DESCRIPTION OF THE TASK:
Retype the whole listing below, character for character.

SOURCE DATA:

-*-

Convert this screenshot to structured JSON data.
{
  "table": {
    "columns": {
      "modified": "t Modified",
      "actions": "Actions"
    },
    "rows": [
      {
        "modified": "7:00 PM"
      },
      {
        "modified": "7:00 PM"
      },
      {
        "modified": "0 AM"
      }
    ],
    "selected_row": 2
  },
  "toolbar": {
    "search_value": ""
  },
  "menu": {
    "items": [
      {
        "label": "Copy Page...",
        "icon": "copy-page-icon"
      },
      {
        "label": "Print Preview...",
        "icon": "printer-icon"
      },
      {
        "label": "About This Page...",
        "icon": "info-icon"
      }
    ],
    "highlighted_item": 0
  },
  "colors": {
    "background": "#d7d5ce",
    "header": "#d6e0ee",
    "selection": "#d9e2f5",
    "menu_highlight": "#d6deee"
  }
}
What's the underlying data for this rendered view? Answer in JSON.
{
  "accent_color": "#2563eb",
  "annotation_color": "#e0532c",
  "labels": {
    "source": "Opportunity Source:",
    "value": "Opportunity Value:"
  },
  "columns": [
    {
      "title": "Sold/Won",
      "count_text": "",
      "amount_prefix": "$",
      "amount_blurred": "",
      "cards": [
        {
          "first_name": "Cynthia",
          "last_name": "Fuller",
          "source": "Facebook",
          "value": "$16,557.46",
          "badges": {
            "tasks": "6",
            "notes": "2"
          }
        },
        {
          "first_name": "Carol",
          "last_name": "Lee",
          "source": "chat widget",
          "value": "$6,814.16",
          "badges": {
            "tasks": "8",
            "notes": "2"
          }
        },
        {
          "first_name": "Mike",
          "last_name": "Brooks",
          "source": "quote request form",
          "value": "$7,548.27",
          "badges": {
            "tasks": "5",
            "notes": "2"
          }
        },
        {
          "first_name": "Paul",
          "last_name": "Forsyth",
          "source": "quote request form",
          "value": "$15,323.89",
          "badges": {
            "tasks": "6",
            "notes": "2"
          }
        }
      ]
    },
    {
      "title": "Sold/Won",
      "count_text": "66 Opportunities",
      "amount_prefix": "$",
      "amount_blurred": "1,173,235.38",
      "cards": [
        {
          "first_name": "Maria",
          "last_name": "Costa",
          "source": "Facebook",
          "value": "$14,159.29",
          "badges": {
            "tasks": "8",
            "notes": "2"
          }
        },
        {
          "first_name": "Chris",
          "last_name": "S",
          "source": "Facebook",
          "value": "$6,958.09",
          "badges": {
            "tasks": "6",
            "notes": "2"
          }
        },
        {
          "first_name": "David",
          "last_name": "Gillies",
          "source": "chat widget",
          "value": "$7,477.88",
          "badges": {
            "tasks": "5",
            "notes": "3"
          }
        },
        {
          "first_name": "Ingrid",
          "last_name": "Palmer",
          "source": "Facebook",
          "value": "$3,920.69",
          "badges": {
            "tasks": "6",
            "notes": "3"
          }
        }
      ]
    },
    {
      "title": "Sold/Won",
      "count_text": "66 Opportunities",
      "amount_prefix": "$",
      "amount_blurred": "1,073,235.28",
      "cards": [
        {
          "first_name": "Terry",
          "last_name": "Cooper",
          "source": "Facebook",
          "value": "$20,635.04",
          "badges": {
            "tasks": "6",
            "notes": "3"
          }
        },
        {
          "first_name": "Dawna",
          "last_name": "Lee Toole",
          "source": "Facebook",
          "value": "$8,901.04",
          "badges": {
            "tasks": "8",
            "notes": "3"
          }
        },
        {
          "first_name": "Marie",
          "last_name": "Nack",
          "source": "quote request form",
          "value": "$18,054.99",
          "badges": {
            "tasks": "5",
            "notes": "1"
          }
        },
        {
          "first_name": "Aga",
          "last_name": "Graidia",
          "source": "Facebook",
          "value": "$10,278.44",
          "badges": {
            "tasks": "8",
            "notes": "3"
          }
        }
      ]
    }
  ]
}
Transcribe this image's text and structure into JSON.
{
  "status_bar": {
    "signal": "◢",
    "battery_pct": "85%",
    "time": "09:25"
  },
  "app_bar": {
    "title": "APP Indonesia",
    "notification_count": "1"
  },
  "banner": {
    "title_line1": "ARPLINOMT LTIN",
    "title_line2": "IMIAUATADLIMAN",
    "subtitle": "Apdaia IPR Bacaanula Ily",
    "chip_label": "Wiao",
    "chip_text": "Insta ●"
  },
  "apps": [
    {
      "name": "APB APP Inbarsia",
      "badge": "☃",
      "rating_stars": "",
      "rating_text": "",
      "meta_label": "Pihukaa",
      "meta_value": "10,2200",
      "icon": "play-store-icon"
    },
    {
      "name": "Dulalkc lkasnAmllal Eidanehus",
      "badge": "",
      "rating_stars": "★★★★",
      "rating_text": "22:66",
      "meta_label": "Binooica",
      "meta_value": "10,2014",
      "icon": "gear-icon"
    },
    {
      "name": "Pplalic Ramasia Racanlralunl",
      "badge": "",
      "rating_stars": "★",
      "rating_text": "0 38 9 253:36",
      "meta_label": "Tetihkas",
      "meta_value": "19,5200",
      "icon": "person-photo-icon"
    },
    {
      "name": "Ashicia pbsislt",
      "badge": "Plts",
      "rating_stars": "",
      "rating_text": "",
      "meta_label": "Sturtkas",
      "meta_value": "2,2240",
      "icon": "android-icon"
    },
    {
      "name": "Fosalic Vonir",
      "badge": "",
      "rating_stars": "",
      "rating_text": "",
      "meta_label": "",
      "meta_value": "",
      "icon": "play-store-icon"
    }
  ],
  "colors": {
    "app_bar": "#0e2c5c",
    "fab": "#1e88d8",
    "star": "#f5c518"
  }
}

-*-

ANSWER BELOW:
Convert this screenshot to structured JSON data.
{
  "table": {
    "columns": {
      "modified": "t Modified",
      "actions": "Actions"
    },
    "rows": [
      {
        "modified": "7:00 PM"
      },
      {
        "modified": "7:00 PM"
      },
      {
        "modified": "0 AM"
      }
    ],
    "selected_row": 2
  },
  "toolbar": {
    "search_value": ""
  },
  "menu": {
    "items": [
      {
        "label": "Copy Page...",
        "icon": "copy-page-icon"
      },
      {
        "label": "Print Preview...",
        "icon": "printer-icon"
      },
      {
        "label": "About This Page...",
        "icon": "info-icon"
      }
    ],
    "highlighted_item": 0
  },
  "colors": {
    "background": "#d7d5ce",
    "header": "#d6e0ee",
    "selection": "#d9e2f5",
    "menu_highlight": "#d6deee"
  }
}
What's the underlying data for this rendered view? Answer in JSON.
{
  "accent_color": "#2563eb",
  "annotation_color": "#e0532c",
  "labels": {
    "source": "Opportunity Source:",
    "value": "Opportunity Value:"
  },
  "columns": [
    {
      "title": "Sold/Won",
      "count_text": "",
      "amount_prefix": "$",
      "amount_blurred": "",
      "cards": [
        {
          "first_name": "Cynthia",
          "last_name": "Fuller",
          "source": "Facebook",
          "value": "$16,557.46",
          "badges": {
            "tasks": "6",
            "notes": "2"
          }
        },
        {
          "first_name": "Carol",
          "last_name": "Lee",
          "source": "chat widget",
          "value": "$6,814.16",
          "badges": {
            "tasks": "8",
            "notes": "2"
          }
        },
        {
          "first_name": "Mike",
          "last_name": "Brooks",
          "source": "quote request form",
          "value": "$7,548.27",
          "badges": {
            "tasks": "5",
            "notes": "2"
          }
        },
        {
          "first_name": "Paul",
          "last_name": "Forsyth",
          "source": "quote request form",
          "value": "$15,323.89",
          "badges": {
            "tasks": "6",
            "notes": "2"
          }
        }
      ]
    },
    {
      "title": "Sold/Won",
      "count_text": "66 Opportunities",
      "amount_prefix": "$",
      "amount_blurred": "1,173,235.38",
      "cards": [
        {
          "first_name": "Maria",
          "last_name": "Costa",
          "source": "Facebook",
          "value": "$14,159.29",
          "badges": {
            "tasks": "8",
            "notes": "2"
          }
        },
        {
          "first_name": "Chris",
          "last_name": "S",
          "source": "Facebook",
          "value": "$6,958.09",
          "badges": {
            "tasks": "6",
            "notes": "2"
          }
        },
        {
          "first_name": "David",
          "last_name": "Gillies",
          "source": "chat widget",
          "value": "$7,477.88",
          "badges": {
            "tasks": "5",
            "notes": "3"
          }
        },
        {
          "first_name": "Ingrid",
          "last_name": "Palmer",
          "source": "Facebook",
          "value": "$3,920.69",
          "badges": {
            "tasks": "6",
            "notes": "3"
          }
        }
      ]
    },
    {
      "title": "Sold/Won",
      "count_text": "66 Opportunities",
      "amount_prefix": "$",
      "amount_blurred": "1,073,235.28",
      "cards": [
        {
          "first_name": "Terry",
          "last_name": "Cooper",
          "source": "Facebook",
          "value": "$20,635.04",
          "badges": {
            "tasks": "6",
            "notes": "3"
          }
        },
        {
          "first_name": "Dawna",
          "last_name": "Lee Toole",
          "source": "Facebook",
          "value": "$8,901.04",
          "badges": {
            "tasks": "8",
            "notes": "3"
          }
        },
        {
          "first_name": "Marie",
          "last_name": "Nack",
          "source": "quote request form",
          "value": "$18,054.99",
          "badges": {
            "tasks": "5",
            "notes": "1"
          }
        },
        {
          "first_name": "Aga",
          "last_name": "Graidia",
          "source": "Facebook",
          "value": "$10,278.44",
          "badges": {
            "tasks": "8",
            "notes": "3"
          }
        }
      ]
    }
  ]
}
Transcribe this image's text and structure into JSON.
{
  "status_bar": {
    "signal": "◢",
    "battery_pct": "85%",
    "time": "09:25"
  },
  "app_bar": {
    "title": "APP Indonesia",
    "notification_count": "1"
  },
  "banner": {
    "title_line1": "ARPLINOMT LTIN",
    "title_line2": "IMIAUATADLIMAN",
    "subtitle": "Apdaia IPR Bacaanula Ily",
    "chip_label": "Wiao",
    "chip_text": "Insta ●"
  },
  "apps": [
    {
      "name": "APB APP Inbarsia",
      "badge": "☃",
      "rating_stars": "",
      "rating_text": "",
      "meta_label": "Pihukaa",
      "meta_value": "10,2200",
      "icon": "play-store-icon"
    },
    {
      "name": "Dulalkc lkasnAmllal Eidanehus",
      "badge": "",
      "rating_stars": "★★★★",
      "rating_text": "22:66",
      "meta_label": "Binooica",
      "meta_value": "10,2014",
      "icon": "gear-icon"
    },
    {
      "name": "Pplalic Ramasia Racanlralunl",
      "badge": "",
      "rating_stars": "★",
      "rating_text": "0 38 9 253:36",
      "meta_label": "Tetihkas",
      "meta_value": "19,5200",
      "icon": "person-photo-icon"
    },
    {
      "name": "Ashicia pbsislt",
      "badge": "Plts",
      "rating_stars": "",
      "rating_text": "",
      "meta_label": "Sturtkas",
      "meta_value": "2,2240",
      "icon": "android-icon"
    },
    {
      "name": "Fosalic Vonir",
      "badge": "",
      "rating_stars": "",
      "rating_text": "",
      "meta_label": "",
      "meta_value": "",
      "icon": "play-store-icon"
    }
  ],
  "colors": {
    "app_bar": "#0e2c5c",
    "fab": "#1e88d8",
    "star": "#f5c518"
  }
}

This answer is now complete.